--- TASK ---
Write out the lines of the records word for word, starting with the first line and going on through the line containing "paragraph-item-abs: 2. **ABS", with both of those lines included.

-- Start of RECORD EXCERPTS --

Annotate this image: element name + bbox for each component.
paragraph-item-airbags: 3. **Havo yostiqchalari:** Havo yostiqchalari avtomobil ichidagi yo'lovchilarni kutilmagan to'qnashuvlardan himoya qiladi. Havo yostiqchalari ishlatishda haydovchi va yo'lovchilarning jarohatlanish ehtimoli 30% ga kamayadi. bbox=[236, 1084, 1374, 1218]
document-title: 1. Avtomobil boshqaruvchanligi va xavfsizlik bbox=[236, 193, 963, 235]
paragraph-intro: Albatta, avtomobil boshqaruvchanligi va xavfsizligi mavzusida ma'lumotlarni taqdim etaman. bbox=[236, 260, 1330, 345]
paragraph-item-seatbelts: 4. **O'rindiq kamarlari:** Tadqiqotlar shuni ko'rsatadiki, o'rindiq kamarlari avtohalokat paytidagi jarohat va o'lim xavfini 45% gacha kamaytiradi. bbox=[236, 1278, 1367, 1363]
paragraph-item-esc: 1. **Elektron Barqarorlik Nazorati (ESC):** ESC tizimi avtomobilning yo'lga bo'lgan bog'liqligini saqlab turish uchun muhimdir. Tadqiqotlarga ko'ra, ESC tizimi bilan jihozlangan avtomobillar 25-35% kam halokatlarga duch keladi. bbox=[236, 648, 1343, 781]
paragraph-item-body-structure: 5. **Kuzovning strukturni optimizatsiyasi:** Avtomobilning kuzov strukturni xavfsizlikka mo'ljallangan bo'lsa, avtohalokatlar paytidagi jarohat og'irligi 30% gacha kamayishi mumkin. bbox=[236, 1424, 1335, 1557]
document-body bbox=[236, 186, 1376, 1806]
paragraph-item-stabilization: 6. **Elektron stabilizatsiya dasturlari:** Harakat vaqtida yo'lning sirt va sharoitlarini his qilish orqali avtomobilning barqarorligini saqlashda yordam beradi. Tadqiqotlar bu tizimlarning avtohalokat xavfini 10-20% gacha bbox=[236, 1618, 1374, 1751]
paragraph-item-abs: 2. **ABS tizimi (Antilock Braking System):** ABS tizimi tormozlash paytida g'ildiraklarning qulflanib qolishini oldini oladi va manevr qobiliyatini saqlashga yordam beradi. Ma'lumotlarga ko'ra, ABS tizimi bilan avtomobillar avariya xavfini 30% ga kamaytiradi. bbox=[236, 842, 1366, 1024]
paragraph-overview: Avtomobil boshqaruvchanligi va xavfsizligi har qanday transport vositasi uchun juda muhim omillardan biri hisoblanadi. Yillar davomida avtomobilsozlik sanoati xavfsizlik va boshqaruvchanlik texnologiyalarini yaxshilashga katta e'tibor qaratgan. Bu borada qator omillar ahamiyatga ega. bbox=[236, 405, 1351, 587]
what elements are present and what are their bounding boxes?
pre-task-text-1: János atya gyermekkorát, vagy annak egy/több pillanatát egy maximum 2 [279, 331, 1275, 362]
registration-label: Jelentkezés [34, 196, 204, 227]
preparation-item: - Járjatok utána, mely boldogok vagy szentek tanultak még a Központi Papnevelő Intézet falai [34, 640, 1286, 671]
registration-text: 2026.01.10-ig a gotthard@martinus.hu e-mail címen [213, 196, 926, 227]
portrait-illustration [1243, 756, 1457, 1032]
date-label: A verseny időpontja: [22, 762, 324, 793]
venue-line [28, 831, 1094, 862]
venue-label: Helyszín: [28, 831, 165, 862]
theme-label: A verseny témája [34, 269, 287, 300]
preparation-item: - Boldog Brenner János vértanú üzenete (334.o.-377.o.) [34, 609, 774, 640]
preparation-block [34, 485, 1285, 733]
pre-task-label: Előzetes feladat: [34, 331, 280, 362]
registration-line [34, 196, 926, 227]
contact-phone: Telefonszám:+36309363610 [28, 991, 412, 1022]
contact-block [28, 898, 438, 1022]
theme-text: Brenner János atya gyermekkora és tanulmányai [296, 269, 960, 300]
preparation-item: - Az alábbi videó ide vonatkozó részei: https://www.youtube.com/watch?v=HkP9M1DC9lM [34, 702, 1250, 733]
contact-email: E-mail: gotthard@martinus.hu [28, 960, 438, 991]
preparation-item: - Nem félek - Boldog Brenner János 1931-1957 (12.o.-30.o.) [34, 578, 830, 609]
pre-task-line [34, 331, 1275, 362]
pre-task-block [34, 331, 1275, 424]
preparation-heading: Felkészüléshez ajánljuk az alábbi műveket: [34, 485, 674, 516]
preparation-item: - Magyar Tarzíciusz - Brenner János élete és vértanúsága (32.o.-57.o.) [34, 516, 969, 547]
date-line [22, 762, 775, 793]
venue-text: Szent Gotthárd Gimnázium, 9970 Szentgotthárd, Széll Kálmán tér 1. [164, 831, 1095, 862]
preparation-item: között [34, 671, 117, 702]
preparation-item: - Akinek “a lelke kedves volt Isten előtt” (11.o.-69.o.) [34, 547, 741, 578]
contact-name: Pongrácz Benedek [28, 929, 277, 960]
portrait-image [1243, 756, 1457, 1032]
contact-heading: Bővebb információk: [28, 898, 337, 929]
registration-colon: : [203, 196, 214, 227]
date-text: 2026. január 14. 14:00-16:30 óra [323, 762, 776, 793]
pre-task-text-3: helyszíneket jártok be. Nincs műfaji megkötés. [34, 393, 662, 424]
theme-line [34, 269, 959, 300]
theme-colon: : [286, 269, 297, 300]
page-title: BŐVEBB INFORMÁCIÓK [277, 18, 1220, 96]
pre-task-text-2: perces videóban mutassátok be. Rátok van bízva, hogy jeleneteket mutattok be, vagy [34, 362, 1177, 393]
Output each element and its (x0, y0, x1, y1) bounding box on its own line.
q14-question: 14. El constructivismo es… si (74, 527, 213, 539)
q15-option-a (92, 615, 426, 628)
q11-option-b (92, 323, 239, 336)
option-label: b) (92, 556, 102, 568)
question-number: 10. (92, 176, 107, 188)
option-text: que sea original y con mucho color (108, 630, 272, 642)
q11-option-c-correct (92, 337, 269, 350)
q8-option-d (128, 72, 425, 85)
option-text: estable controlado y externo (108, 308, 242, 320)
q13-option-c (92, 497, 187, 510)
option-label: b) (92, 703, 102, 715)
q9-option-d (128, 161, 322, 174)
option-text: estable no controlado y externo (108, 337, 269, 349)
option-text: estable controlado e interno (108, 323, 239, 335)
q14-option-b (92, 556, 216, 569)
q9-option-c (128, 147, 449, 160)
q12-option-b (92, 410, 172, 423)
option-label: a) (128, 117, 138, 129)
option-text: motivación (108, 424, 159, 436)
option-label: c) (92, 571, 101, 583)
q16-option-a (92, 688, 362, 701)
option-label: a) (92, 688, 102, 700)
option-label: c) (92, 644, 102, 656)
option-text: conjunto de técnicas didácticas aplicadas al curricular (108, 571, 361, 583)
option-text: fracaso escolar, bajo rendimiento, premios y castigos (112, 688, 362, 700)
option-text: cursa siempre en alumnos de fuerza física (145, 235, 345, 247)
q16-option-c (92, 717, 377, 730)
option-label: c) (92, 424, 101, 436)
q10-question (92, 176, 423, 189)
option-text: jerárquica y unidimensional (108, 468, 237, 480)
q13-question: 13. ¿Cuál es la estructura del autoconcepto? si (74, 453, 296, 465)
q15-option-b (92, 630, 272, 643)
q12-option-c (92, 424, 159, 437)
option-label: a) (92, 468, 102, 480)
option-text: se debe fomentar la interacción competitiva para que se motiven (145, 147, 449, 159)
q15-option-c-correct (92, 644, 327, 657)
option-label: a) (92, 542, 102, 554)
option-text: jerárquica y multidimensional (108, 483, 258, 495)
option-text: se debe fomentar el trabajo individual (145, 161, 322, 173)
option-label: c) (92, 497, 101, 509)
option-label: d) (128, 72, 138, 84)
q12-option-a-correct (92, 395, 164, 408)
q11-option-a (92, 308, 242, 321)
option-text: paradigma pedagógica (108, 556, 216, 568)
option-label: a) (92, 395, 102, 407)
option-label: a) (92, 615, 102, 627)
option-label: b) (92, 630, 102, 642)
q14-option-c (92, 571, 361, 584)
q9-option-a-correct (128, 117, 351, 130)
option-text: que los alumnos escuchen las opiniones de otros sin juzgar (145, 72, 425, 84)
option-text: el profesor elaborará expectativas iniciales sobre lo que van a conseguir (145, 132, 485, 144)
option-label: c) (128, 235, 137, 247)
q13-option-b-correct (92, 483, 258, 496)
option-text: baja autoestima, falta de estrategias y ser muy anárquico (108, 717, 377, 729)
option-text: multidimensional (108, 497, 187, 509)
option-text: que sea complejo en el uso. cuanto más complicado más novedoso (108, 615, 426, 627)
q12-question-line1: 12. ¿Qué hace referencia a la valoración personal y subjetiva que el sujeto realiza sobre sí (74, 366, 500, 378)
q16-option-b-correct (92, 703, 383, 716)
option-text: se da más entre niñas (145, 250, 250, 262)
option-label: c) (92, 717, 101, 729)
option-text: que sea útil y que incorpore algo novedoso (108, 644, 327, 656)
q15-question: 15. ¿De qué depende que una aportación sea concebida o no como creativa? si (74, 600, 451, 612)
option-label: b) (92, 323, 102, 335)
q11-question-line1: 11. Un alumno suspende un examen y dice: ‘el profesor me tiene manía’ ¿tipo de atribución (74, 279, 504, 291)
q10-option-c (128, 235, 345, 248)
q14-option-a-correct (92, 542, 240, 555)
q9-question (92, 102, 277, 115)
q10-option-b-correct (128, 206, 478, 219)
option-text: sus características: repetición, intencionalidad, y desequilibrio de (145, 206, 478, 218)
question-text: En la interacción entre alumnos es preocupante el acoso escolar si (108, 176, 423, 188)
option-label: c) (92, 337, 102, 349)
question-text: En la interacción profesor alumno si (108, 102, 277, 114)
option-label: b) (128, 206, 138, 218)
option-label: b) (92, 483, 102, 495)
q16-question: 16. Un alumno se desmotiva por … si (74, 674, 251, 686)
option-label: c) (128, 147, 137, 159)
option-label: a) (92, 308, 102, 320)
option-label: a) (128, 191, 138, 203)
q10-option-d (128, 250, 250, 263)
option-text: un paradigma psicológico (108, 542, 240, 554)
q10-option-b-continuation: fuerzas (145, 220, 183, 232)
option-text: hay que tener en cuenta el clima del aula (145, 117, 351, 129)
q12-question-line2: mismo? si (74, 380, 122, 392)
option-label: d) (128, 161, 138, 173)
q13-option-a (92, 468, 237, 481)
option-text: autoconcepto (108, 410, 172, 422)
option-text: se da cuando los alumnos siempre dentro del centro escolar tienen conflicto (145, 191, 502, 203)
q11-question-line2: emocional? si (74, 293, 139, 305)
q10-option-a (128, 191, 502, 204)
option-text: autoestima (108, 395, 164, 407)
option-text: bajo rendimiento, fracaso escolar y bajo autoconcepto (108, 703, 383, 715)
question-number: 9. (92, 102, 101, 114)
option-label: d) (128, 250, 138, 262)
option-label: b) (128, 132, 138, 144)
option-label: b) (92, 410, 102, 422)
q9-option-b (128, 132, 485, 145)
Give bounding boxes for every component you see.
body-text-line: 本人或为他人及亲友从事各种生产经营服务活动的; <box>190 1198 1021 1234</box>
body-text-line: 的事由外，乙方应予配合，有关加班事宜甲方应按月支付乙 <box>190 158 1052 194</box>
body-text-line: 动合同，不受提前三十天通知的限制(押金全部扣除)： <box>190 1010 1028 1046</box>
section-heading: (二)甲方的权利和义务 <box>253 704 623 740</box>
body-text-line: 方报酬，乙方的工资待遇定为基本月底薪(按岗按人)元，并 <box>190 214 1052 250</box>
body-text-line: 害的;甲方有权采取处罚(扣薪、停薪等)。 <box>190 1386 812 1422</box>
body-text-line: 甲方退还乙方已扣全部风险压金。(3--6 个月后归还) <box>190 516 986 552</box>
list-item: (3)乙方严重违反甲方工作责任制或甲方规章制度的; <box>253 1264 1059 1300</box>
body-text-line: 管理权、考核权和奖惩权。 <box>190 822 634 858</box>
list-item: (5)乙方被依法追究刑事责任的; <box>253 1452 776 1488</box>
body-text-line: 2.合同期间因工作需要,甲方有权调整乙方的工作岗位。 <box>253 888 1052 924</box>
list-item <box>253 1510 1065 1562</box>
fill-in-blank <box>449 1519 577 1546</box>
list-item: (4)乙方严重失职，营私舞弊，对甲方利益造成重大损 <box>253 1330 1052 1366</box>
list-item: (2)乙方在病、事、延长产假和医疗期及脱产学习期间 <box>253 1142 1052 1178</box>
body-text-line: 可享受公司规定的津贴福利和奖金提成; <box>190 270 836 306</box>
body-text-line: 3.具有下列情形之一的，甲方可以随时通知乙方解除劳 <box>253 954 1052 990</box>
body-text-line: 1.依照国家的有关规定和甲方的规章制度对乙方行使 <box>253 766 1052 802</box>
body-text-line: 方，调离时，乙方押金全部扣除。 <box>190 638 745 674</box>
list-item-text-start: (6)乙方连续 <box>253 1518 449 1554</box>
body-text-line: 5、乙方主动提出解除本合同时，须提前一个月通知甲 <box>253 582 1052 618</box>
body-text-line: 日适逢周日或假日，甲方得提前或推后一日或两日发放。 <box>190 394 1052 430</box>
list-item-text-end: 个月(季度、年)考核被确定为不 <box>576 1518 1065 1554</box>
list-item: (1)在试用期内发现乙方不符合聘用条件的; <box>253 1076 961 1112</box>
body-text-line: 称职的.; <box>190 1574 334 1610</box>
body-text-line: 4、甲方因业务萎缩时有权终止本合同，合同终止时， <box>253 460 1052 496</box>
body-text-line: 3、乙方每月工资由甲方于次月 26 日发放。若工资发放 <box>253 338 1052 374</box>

-- End of RECORD EXCERPTS --

--- RIGHT ANSWER ---
Annotate this image: element name + bbox for each component.
paragraph-item-airbags: 3. **Havo yostiqchalari:** Havo yostiqchalari avtomobil ichidagi yo'lovchilarni kutilmagan to'qnashuvlardan himoya qiladi. Havo yostiqchalari ishlatishda haydovchi va yo'lovchilarning jarohatlanish ehtimoli 30% ga kamayadi. bbox=[236, 1084, 1374, 1218]
document-title: 1. Avtomobil boshqaruvchanligi va xavfsizlik bbox=[236, 193, 963, 235]
paragraph-intro: Albatta, avtomobil boshqaruvchanligi va xavfsizligi mavzusida ma'lumotlarni taqdim etaman. bbox=[236, 260, 1330, 345]
paragraph-item-seatbelts: 4. **O'rindiq kamarlari:** Tadqiqotlar shuni ko'rsatadiki, o'rindiq kamarlari avtohalokat paytidagi jarohat va o'lim xavfini 45% gacha kamaytiradi. bbox=[236, 1278, 1367, 1363]
paragraph-item-esc: 1. **Elektron Barqarorlik Nazorati (ESC):** ESC tizimi avtomobilning yo'lga bo'lgan bog'liqligini saqlab turish uchun muhimdir. Tadqiqotlarga ko'ra, ESC tizimi bilan jihozlangan avtomobillar 25-35% kam halokatlarga duch keladi. bbox=[236, 648, 1343, 781]
paragraph-item-body-structure: 5. **Kuzovning strukturni optimizatsiyasi:** Avtomobilning kuzov strukturni xavfsizlikka mo'ljallangan bo'lsa, avtohalokatlar paytidagi jarohat og'irligi 30% gacha kamayishi mumkin. bbox=[236, 1424, 1335, 1557]
document-body bbox=[236, 186, 1376, 1806]
paragraph-item-stabilization: 6. **Elektron stabilizatsiya dasturlari:** Harakat vaqtida yo'lning sirt va sharoitlarini his qilish orqali avtomobilning barqarorligini saqlashda yordam beradi. Tadqiqotlar bu tizimlarning avtohalokat xavfini 10-20% gacha bbox=[236, 1618, 1374, 1751]
paragraph-item-abs: 2. **ABS tizimi (Antilock Braking System):** ABS tizimi tormozlash paytida g'ildiraklarning qulflanib qolishini oldini oladi va manevr qobiliyatini saqlashga yordam beradi. Ma'lumotlarga ko'ra, ABS tizimi bilan avtomobillar avariya xavfini 30% ga kamaytiradi. bbox=[236, 842, 1366, 1024]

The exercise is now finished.